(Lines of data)
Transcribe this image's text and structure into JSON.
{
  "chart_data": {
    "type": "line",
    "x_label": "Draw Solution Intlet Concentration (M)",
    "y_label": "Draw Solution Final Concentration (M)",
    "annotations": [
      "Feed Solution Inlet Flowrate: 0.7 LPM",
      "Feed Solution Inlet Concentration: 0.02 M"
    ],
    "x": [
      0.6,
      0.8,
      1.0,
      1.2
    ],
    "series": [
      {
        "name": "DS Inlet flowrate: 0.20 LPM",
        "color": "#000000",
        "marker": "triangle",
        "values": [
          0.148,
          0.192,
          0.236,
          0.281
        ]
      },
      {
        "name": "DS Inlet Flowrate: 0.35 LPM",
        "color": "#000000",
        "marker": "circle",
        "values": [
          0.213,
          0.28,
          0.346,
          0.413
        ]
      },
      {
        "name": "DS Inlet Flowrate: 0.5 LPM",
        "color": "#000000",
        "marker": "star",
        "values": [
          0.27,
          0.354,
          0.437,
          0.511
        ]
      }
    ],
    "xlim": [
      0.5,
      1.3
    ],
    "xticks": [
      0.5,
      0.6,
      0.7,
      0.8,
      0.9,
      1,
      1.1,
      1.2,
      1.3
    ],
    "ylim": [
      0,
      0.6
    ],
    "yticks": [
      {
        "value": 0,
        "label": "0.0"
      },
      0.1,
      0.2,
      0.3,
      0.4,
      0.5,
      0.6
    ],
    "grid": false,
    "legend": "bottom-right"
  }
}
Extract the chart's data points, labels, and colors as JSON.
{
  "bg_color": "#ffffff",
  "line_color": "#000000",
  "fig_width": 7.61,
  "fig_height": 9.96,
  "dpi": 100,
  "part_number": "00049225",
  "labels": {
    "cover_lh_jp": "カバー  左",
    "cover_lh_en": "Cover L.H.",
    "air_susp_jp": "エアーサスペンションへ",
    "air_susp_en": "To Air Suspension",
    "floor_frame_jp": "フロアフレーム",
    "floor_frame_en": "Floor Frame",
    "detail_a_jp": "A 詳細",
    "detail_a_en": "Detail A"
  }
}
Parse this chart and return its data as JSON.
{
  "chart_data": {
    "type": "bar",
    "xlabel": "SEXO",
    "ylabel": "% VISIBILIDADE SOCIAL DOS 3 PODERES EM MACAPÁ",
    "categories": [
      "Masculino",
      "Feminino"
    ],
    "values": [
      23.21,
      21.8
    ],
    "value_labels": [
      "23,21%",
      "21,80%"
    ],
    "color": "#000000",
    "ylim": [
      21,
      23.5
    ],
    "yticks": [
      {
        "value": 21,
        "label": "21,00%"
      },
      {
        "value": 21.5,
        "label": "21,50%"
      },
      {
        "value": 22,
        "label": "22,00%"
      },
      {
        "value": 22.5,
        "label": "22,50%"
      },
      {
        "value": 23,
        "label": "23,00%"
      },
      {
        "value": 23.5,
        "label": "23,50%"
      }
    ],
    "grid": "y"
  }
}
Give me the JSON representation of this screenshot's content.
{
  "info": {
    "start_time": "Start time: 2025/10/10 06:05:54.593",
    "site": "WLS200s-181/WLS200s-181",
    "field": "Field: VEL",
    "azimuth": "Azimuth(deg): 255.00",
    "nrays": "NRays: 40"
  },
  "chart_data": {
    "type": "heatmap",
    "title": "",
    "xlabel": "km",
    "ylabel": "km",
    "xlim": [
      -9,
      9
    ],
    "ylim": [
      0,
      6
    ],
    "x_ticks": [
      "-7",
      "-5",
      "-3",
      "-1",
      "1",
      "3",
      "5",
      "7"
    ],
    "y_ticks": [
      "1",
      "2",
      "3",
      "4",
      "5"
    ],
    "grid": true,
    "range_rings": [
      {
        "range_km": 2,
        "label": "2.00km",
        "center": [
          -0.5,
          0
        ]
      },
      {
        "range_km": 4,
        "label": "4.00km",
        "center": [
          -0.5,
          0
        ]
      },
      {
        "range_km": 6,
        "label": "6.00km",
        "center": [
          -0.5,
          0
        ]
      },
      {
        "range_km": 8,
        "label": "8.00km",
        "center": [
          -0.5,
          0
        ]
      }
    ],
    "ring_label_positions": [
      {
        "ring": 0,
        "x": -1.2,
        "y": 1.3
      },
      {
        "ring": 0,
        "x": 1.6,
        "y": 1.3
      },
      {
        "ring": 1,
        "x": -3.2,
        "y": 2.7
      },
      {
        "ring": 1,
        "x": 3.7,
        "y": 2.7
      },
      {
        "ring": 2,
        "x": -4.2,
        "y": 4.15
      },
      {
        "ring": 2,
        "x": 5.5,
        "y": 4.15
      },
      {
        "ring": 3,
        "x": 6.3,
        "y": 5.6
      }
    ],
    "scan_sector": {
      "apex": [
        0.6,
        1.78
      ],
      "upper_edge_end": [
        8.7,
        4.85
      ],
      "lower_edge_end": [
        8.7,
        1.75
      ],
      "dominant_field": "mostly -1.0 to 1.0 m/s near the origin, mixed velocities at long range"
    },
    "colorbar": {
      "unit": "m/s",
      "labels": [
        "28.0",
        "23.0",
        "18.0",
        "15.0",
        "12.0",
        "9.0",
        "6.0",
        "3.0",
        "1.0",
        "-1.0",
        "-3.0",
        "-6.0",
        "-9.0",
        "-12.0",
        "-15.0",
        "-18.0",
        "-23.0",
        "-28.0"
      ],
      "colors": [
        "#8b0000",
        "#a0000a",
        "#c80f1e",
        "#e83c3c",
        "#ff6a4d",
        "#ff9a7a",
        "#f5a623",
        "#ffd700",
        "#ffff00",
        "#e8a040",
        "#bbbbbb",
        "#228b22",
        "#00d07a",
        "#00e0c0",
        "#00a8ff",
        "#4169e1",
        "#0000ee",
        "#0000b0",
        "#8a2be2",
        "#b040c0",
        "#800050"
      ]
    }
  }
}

### YOUR OBJECTIVE
Reproduce each entry exactly, leaving out nothing.

### EXPECTED ANSWER
Transcribe this image's text and structure into JSON.
{
  "chart_data": {
    "type": "line",
    "x_label": "Draw Solution Intlet Concentration (M)",
    "y_label": "Draw Solution Final Concentration (M)",
    "annotations": [
      "Feed Solution Inlet Flowrate: 0.7 LPM",
      "Feed Solution Inlet Concentration: 0.02 M"
    ],
    "x": [
      0.6,
      0.8,
      1.0,
      1.2
    ],
    "series": [
      {
        "name": "DS Inlet flowrate: 0.20 LPM",
        "color": "#000000",
        "marker": "triangle",
        "values": [
          0.148,
          0.192,
          0.236,
          0.281
        ]
      },
      {
        "name": "DS Inlet Flowrate: 0.35 LPM",
        "color": "#000000",
        "marker": "circle",
        "values": [
          0.213,
          0.28,
          0.346,
          0.413
        ]
      },
      {
        "name": "DS Inlet Flowrate: 0.5 LPM",
        "color": "#000000",
        "marker": "star",
        "values": [
          0.27,
          0.354,
          0.437,
          0.511
        ]
      }
    ],
    "xlim": [
      0.5,
      1.3
    ],
    "xticks": [
      0.5,
      0.6,
      0.7,
      0.8,
      0.9,
      1,
      1.1,
      1.2,
      1.3
    ],
    "ylim": [
      0,
      0.6
    ],
    "yticks": [
      {
        "value": 0,
        "label": "0.0"
      },
      0.1,
      0.2,
      0.3,
      0.4,
      0.5,
      0.6
    ],
    "grid": false,
    "legend": "bottom-right"
  }
}
Extract the chart's data points, labels, and colors as JSON.
{
  "bg_color": "#ffffff",
  "line_color": "#000000",
  "fig_width": 7.61,
  "fig_height": 9.96,
  "dpi": 100,
  "part_number": "00049225",
  "labels": {
    "cover_lh_jp": "カバー  左",
    "cover_lh_en": "Cover L.H.",
    "air_susp_jp": "エアーサスペンションへ",
    "air_susp_en": "To Air Suspension",
    "floor_frame_jp": "フロアフレーム",
    "floor_frame_en": "Floor Frame",
    "detail_a_jp": "A 詳細",
    "detail_a_en": "Detail A"
  }
}
Parse this chart and return its data as JSON.
{
  "chart_data": {
    "type": "bar",
    "xlabel": "SEXO",
    "ylabel": "% VISIBILIDADE SOCIAL DOS 3 PODERES EM MACAPÁ",
    "categories": [
      "Masculino",
      "Feminino"
    ],
    "values": [
      23.21,
      21.8
    ],
    "value_labels": [
      "23,21%",
      "21,80%"
    ],
    "color": "#000000",
    "ylim": [
      21,
      23.5
    ],
    "yticks": [
      {
        "value": 21,
        "label": "21,00%"
      },
      {
        "value": 21.5,
        "label": "21,50%"
      },
      {
        "value": 22,
        "label": "22,00%"
      },
      {
        "value": 22.5,
        "label": "22,50%"
      },
      {
        "value": 23,
        "label": "23,00%"
      },
      {
        "value": 23.5,
        "label": "23,50%"
      }
    ],
    "grid": "y"
  }
}
Give me the JSON representation of this screenshot's content.
{
  "info": {
    "start_time": "Start time: 2025/10/10 06:05:54.593",
    "site": "WLS200s-181/WLS200s-181",
    "field": "Field: VEL",
    "azimuth": "Azimuth(deg): 255.00",
    "nrays": "NRays: 40"
  },
  "chart_data": {
    "type": "heatmap",
    "title": "",
    "xlabel": "km",
    "ylabel": "km",
    "xlim": [
      -9,
      9
    ],
    "ylim": [
      0,
      6
    ],
    "x_ticks": [
      "-7",
      "-5",
      "-3",
      "-1",
      "1",
      "3",
      "5",
      "7"
    ],
    "y_ticks": [
      "1",
      "2",
      "3",
      "4",
      "5"
    ],
    "grid": true,
    "range_rings": [
      {
        "range_km": 2,
        "label": "2.00km",
        "center": [
          -0.5,
          0
        ]
      },
      {
        "range_km": 4,
        "label": "4.00km",
        "center": [
          -0.5,
          0
        ]
      },
      {
        "range_km": 6,
        "label": "6.00km",
        "center": [
          -0.5,
          0
        ]
      },
      {
        "range_km": 8,
        "label": "8.00km",
        "center": [
          -0.5,
          0
        ]
      }
    ],
    "ring_label_positions": [
      {
        "ring": 0,
        "x": -1.2,
        "y": 1.3
      },
      {
        "ring": 0,
        "x": 1.6,
        "y": 1.3
      },
      {
        "ring": 1,
        "x": -3.2,
        "y": 2.7
      },
      {
        "ring": 1,
        "x": 3.7,
        "y": 2.7
      },
      {
        "ring": 2,
        "x": -4.2,
        "y": 4.15
      },
      {
        "ring": 2,
        "x": 5.5,
        "y": 4.15
      },
      {
        "ring": 3,
        "x": 6.3,
        "y": 5.6
      }
    ],
    "scan_sector": {
      "apex": [
        0.6,
        1.78
      ],
      "upper_edge_end": [
        8.7,
        4.85
      ],
      "lower_edge_end": [
        8.7,
        1.75
      ],
      "dominant_field": "mostly -1.0 to 1.0 m/s near the origin, mixed velocities at long range"
    },
    "colorbar": {
      "unit": "m/s",
      "labels": [
        "28.0",
        "23.0",
        "18.0",
        "15.0",
        "12.0",
        "9.0",
        "6.0",
        "3.0",
        "1.0",
        "-1.0",
        "-3.0",
        "-6.0",
        "-9.0",
        "-12.0",
        "-15.0",
        "-18.0",
        "-23.0",
        "-28.0"
      ],
      "colors": [
        "#8b0000",
        "#a0000a",
        "#c80f1e",
        "#e83c3c",
        "#ff6a4d",
        "#ff9a7a",
        "#f5a623",
        "#ffd700",
        "#ffff00",
        "#e8a040",
        "#bbbbbb",
        "#228b22",
        "#00d07a",
        "#00e0c0",
        "#00a8ff",
        "#4169e1",
        "#0000ee",
        "#0000b0",
        "#8a2be2",
        "#b040c0",
        "#800050"
      ]
    }
  }
}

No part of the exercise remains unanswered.